# Exercise task
Restate every line of the material, word for word.

[Data records]
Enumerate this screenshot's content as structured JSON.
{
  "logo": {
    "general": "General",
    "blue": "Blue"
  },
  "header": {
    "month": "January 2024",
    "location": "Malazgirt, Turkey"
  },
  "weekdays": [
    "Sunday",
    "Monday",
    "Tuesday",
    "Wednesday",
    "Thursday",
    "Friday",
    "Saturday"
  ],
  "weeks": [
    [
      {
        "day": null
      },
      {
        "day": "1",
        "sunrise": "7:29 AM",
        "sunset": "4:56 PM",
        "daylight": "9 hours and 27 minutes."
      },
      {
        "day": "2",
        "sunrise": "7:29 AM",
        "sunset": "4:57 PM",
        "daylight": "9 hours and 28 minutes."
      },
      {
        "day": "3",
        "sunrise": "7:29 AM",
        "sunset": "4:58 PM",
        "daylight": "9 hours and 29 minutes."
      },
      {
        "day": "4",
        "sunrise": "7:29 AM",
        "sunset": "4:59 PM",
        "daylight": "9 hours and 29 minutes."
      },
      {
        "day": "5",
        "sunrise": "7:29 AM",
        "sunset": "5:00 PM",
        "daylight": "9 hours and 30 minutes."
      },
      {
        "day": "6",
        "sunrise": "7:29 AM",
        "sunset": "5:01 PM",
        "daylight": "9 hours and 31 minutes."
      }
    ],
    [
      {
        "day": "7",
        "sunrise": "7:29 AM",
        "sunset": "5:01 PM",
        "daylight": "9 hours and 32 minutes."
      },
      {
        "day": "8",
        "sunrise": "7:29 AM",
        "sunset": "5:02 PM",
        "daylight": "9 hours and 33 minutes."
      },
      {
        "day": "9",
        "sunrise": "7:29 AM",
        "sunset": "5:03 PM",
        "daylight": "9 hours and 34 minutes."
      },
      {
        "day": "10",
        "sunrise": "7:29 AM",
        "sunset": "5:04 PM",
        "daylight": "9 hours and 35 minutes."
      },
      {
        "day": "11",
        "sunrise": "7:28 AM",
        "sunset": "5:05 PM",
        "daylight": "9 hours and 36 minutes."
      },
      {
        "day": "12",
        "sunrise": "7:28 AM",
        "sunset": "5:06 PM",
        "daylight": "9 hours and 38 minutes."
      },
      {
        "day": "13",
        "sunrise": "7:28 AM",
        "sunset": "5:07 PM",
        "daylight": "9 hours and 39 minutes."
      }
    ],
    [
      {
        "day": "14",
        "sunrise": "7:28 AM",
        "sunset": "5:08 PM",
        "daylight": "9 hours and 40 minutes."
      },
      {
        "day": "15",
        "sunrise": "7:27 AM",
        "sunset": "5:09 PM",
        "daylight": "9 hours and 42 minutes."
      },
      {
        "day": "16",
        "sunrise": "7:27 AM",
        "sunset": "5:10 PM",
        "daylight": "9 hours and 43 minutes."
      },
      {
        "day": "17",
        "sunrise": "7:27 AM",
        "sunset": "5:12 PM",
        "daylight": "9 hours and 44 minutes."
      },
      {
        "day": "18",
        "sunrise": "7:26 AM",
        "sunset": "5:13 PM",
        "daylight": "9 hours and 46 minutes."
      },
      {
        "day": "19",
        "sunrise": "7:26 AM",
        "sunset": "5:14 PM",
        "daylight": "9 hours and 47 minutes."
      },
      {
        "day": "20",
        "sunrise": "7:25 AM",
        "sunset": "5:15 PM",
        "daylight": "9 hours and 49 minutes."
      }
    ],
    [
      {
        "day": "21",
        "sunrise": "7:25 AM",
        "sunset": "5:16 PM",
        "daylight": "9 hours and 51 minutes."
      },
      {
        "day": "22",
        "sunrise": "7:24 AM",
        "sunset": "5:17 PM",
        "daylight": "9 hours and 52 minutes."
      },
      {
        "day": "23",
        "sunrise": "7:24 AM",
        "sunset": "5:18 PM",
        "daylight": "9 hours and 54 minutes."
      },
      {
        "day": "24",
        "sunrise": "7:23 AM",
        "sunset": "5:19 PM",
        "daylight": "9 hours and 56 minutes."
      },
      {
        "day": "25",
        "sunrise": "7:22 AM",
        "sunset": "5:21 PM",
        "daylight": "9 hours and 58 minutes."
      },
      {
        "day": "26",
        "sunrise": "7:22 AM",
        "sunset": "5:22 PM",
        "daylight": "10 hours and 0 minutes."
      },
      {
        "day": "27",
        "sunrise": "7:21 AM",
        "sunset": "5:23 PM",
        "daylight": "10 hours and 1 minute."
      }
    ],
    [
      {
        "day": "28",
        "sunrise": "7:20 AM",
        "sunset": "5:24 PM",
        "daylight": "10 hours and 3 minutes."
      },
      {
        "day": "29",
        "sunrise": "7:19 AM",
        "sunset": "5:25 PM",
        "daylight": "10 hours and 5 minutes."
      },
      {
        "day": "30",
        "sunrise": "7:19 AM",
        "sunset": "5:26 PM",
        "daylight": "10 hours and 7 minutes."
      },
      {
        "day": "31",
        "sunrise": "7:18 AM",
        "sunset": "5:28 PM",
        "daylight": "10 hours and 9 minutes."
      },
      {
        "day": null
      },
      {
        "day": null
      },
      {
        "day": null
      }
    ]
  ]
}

# Task result
Enumerate this screenshot's content as structured JSON.
{
  "logo": {
    "general": "General",
    "blue": "Blue"
  },
  "header": {
    "month": "January 2024",
    "location": "Malazgirt, Turkey"
  },
  "weekdays": [
    "Sunday",
    "Monday",
    "Tuesday",
    "Wednesday",
    "Thursday",
    "Friday",
    "Saturday"
  ],
  "weeks": [
    [
      {
        "day": null
      },
      {
        "day": "1",
        "sunrise": "7:29 AM",
        "sunset": "4:56 PM",
        "daylight": "9 hours and 27 minutes."
      },
      {
        "day": "2",
        "sunrise": "7:29 AM",
        "sunset": "4:57 PM",
        "daylight": "9 hours and 28 minutes."
      },
      {
        "day": "3",
        "sunrise": "7:29 AM",
        "sunset": "4:58 PM",
        "daylight": "9 hours and 29 minutes."
      },
      {
        "day": "4",
        "sunrise": "7:29 AM",
        "sunset": "4:59 PM",
        "daylight": "9 hours and 29 minutes."
      },
      {
        "day": "5",
        "sunrise": "7:29 AM",
        "sunset": "5:00 PM",
        "daylight": "9 hours and 30 minutes."
      },
      {
        "day": "6",
        "sunrise": "7:29 AM",
        "sunset": "5:01 PM",
        "daylight": "9 hours and 31 minutes."
      }
    ],
    [
      {
        "day": "7",
        "sunrise": "7:29 AM",
        "sunset": "5:01 PM",
        "daylight": "9 hours and 32 minutes."
      },
      {
        "day": "8",
        "sunrise": "7:29 AM",
        "sunset": "5:02 PM",
        "daylight": "9 hours and 33 minutes."
      },
      {
        "day": "9",
        "sunrise": "7:29 AM",
        "sunset": "5:03 PM",
        "daylight": "9 hours and 34 minutes."
      },
      {
        "day": "10",
        "sunrise": "7:29 AM",
        "sunset": "5:04 PM",
        "daylight": "9 hours and 35 minutes."
      },
      {
        "day": "11",
        "sunrise": "7:28 AM",
        "sunset": "5:05 PM",
        "daylight": "9 hours and 36 minutes."
      },
      {
        "day": "12",
        "sunrise": "7:28 AM",
        "sunset": "5:06 PM",
        "daylight": "9 hours and 38 minutes."
      },
      {
        "day": "13",
        "sunrise": "7:28 AM",
        "sunset": "5:07 PM",
        "daylight": "9 hours and 39 minutes."
      }
    ],
    [
      {
        "day": "14",
        "sunrise": "7:28 AM",
        "sunset": "5:08 PM",
        "daylight": "9 hours and 40 minutes."
      },
      {
        "day": "15",
        "sunrise": "7:27 AM",
        "sunset": "5:09 PM",
        "daylight": "9 hours and 42 minutes."
      },
      {
        "day": "16",
        "sunrise": "7:27 AM",
        "sunset": "5:10 PM",
        "daylight": "9 hours and 43 minutes."
      },
      {
        "day": "17",
        "sunrise": "7:27 AM",
        "sunset": "5:12 PM",
        "daylight": "9 hours and 44 minutes."
      },
      {
        "day": "18",
        "sunrise": "7:26 AM",
        "sunset": "5:13 PM",
        "daylight": "9 hours and 46 minutes."
      },
      {
        "day": "19",
        "sunrise": "7:26 AM",
        "sunset": "5:14 PM",
        "daylight": "9 hours and 47 minutes."
      },
      {
        "day": "20",
        "sunrise": "7:25 AM",
        "sunset": "5:15 PM",
        "daylight": "9 hours and 49 minutes."
      }
    ],
    [
      {
        "day": "21",
        "sunrise": "7:25 AM",
        "sunset": "5:16 PM",
        "daylight": "9 hours and 51 minutes."
      },
      {
        "day": "22",
        "sunrise": "7:24 AM",
        "sunset": "5:17 PM",
        "daylight": "9 hours and 52 minutes."
      },
      {
        "day": "23",
        "sunrise": "7:24 AM",
        "sunset": "5:18 PM",
        "daylight": "9 hours and 54 minutes."
      },
      {
        "day": "24",
        "sunrise": "7:23 AM",
        "sunset": "5:19 PM",
        "daylight": "9 hours and 56 minutes."
      },
      {
        "day": "25",
        "sunrise": "7:22 AM",
        "sunset": "5:21 PM",
        "daylight": "9 hours and 58 minutes."
      },
      {
        "day": "26",
        "sunrise": "7:22 AM",
        "sunset": "5:22 PM",
        "daylight": "10 hours and 0 minutes."
      },
      {
        "day": "27",
        "sunrise": "7:21 AM",
        "sunset": "5:23 PM",
        "daylight": "10 hours and 1 minute."
      }
    ],
    [
      {
        "day": "28",
        "sunrise": "7:20 AM",
        "sunset": "5:24 PM",
        "daylight": "10 hours and 3 minutes."
      },
      {
        "day": "29",
        "sunrise": "7:19 AM",
        "sunset": "5:25 PM",
        "daylight": "10 hours and 5 minutes."
      },
      {
        "day": "30",
        "sunrise": "7:19 AM",
        "sunset": "5:26 PM",
        "daylight": "10 hours and 7 minutes."
      },
      {
        "day": "31",
        "sunrise": "7:18 AM",
        "sunset": "5:28 PM",
        "daylight": "10 hours and 9 minutes."
      },
      {
        "day": null
      },
      {
        "day": null
      },
      {
        "day": null
      }
    ]
  ]
}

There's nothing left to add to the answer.